> _DOCUMENT TEXT_
Causing Chaos

Matthew Moon
Just Eat Takeaway-tech
8 min readNov 14, 2022

At Just Eat we’re always looking at ways to improve. Chaos engineering is something that has been around for a while and here at Just Eat we’ve been looking into how we can incorporate it into our ecosystem. But why do Chaos Engineering? What are the benefits?

Chaos Engineering can be defined as the discipline of experimenting on a system in order to build confidence in the system’s capability to withstand turbulent conditions.

Chaos Engineering 101 — Chaos Engineering is not about causing Chaos!

At the end of the day all systems are user-centric and what users want is reliability and high feature velocity. Getting the balance right between these two things is what builds trust and confidence in your product and helps with customer retention and ultimately building a successful business.

So how does Chaos Engineering help to deliver the dream of achieving this illusive perfect balance of reliability and features? It uncovers “Dark Debt”.

Dark debt is found in complex systems and the anomalies it generates are complex system failures. Dark debt is not recognisable at the time of creation. Its impact is not to foil development but to generate anomalies. It arises from the unforeseen interactions of hardware or software with other parts of the framework. There is no specific countermeasure that can be used against dark debt because it is invisible until an anomaly reveals its presence.¹

Dark Debt can be found in every part of a system (see table below) and is analogous to Dark Matter. Dark matter has detectable effects on the world but cannot be seen or detected directly. Matter that can be seen and measured directly accounts for only about 15% of the mass of the universe; the remaining 85% is dark matter.

> _DATASET EXTRACT_
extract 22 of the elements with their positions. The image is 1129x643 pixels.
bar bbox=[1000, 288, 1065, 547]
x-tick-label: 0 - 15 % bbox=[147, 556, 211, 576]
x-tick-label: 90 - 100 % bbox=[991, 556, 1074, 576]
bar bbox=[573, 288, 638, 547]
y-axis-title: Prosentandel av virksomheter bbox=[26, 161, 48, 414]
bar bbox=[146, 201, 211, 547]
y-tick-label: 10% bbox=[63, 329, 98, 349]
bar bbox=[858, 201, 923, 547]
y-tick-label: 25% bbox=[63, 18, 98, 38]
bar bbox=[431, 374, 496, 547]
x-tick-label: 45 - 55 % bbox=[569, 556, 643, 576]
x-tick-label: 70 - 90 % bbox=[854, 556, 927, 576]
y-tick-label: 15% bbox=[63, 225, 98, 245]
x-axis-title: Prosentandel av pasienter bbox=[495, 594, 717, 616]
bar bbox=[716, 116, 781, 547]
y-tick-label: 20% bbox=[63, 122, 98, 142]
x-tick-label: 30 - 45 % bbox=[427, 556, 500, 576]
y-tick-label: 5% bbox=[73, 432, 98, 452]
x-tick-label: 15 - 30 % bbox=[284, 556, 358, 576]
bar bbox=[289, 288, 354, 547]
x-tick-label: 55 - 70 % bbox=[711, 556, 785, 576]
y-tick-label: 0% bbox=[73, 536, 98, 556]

> _CHALLENGE_
Revise the passage of the chaos engineering article that opens with the words containing "Matthew Moon" and closes with "a successful business.", putting "dependability" wherever "reliability" appears. The items are separate material, unrelated to the article on chaos engineering.

> _THE OUTPUT_
Matthew Moon
Just Eat Takeaway-tech
8 min readNov 14, 2022

At Just Eat we’re always looking at ways to improve. Chaos engineering is something that has been around for a while and here at Just Eat we’ve been looking into how we can incorporate it into our ecosystem. But why do Chaos Engineering? What are the benefits?

Chaos Engineering can be defined as the discipline of experimenting on a system in order to build confidence in the system’s capability to withstand turbulent conditions.

Chaos Engineering 101 — Chaos Engineering is not about causing Chaos!

At the end of the day all systems are user-centric and what users want is dependability and high feature velocity. Getting the balance right between these two things is what builds trust and confidence in your product and helps with customer retention and ultimately building a successful business.